#### [YOUR OBJECTIVE]
Tally the lines in these records that hold the string "wrench", and reply with the number alone.

#### [RECORDS TO USE]
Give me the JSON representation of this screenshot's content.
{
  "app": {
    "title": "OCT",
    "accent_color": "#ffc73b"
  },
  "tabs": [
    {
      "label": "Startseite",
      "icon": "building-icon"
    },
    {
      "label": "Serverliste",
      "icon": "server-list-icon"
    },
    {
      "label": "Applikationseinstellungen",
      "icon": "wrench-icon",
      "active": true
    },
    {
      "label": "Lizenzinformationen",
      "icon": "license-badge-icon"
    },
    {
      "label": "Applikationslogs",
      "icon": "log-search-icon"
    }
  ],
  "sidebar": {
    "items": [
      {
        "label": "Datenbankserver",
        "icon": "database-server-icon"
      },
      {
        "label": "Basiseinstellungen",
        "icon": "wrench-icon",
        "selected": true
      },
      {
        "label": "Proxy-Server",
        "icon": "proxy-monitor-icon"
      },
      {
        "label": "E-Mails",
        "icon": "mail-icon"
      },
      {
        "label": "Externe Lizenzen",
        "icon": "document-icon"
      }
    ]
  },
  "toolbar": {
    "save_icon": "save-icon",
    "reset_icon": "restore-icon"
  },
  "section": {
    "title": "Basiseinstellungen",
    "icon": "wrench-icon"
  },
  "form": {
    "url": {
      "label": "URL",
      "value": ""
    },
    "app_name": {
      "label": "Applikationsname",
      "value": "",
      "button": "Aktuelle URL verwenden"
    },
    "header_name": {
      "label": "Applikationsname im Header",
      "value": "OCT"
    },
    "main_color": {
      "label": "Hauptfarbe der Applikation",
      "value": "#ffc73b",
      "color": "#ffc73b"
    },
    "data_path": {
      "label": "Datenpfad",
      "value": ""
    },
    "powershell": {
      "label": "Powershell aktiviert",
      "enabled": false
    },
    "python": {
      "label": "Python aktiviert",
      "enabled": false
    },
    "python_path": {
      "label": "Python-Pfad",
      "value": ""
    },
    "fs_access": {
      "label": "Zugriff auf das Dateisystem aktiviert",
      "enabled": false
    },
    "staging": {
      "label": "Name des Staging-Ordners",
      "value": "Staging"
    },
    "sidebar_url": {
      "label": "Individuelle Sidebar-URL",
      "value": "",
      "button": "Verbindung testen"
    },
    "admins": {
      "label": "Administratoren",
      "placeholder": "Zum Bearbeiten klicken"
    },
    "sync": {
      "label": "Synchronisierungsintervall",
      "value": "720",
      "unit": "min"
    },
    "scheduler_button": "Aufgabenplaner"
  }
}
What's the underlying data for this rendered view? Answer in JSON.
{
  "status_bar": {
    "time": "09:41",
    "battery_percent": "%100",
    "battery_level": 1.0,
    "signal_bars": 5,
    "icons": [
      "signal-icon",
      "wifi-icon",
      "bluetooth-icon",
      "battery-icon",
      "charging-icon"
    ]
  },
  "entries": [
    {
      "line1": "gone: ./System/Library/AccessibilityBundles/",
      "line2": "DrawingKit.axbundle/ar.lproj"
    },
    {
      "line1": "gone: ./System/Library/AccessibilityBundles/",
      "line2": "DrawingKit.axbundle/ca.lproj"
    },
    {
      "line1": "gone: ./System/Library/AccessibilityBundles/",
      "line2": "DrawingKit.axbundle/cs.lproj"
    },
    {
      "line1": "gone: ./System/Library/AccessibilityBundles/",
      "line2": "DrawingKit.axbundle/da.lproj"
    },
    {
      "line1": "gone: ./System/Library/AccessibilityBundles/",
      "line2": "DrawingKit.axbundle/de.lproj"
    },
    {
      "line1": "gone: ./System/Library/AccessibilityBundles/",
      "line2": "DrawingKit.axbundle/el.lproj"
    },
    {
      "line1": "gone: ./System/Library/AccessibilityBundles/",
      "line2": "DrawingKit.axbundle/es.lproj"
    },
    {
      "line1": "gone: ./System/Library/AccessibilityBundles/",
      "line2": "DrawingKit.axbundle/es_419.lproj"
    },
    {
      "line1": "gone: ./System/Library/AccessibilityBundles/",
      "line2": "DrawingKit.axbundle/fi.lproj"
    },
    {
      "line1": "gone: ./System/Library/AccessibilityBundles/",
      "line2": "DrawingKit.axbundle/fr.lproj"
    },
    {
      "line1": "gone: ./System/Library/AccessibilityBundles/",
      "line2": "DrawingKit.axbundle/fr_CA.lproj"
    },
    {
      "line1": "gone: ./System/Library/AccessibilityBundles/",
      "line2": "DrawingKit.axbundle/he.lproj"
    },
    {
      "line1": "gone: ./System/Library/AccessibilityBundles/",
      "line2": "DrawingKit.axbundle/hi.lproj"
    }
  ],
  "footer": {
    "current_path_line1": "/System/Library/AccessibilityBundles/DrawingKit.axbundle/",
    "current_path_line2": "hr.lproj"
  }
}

#### [ANSWER FOR THE TASK]
3